*THE REQUEST*: Find the lines that contain the word "this" and copy each one.

Dataset records:

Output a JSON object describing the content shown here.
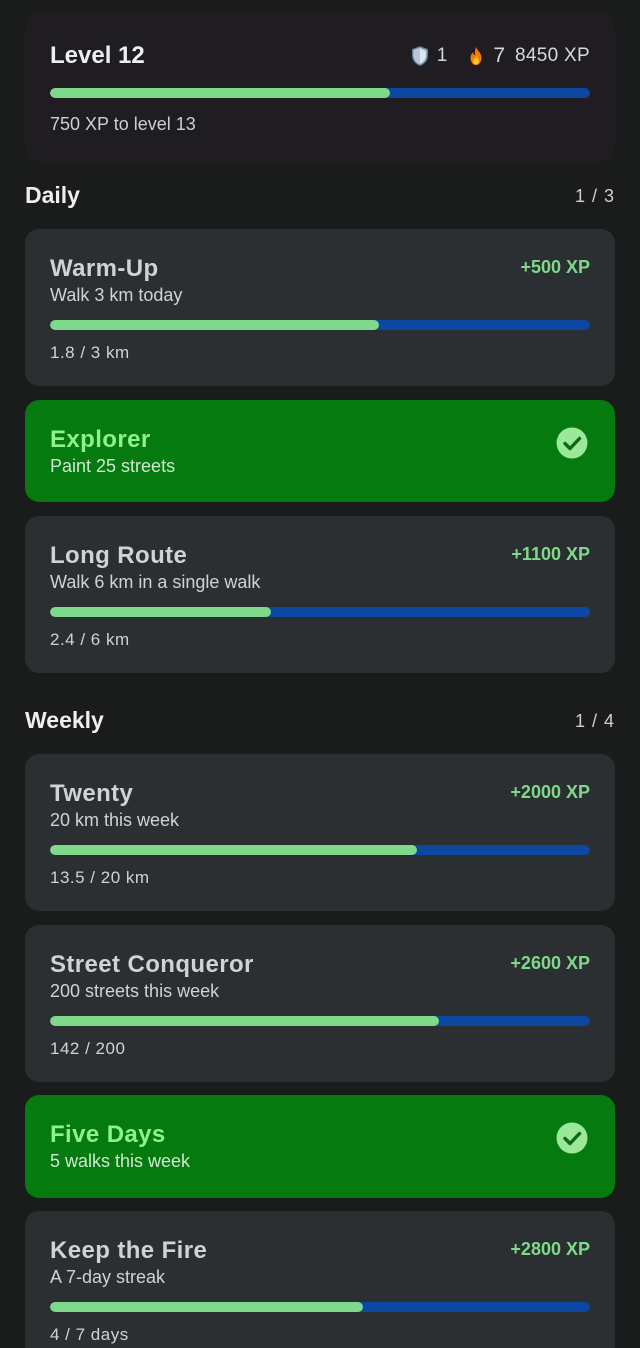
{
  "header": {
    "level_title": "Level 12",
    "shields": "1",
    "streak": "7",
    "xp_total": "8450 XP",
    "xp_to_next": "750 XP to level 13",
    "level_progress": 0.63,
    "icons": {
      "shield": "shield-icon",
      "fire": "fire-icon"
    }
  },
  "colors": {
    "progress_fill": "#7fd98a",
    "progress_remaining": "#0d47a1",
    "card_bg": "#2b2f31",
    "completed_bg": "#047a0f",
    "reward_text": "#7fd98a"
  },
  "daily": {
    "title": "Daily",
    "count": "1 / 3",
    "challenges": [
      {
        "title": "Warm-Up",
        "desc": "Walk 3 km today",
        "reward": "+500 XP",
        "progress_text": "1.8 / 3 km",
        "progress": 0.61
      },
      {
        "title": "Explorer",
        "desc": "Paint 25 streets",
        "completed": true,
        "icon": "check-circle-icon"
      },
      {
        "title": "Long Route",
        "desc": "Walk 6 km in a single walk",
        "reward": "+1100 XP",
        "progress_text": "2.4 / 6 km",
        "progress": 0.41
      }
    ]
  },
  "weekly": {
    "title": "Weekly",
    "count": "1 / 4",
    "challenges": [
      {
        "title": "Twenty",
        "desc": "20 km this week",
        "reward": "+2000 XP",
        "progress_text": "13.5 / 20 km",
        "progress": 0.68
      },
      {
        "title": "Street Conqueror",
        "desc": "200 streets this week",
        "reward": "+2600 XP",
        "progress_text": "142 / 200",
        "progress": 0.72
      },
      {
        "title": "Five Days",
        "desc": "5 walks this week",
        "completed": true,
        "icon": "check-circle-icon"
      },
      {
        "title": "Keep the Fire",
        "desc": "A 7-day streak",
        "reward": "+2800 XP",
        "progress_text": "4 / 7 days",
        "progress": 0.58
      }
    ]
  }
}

*THE RESULT*:
        "desc": "20 km this week",
        "desc": "200 streets this week",
        "desc": "5 walks this week",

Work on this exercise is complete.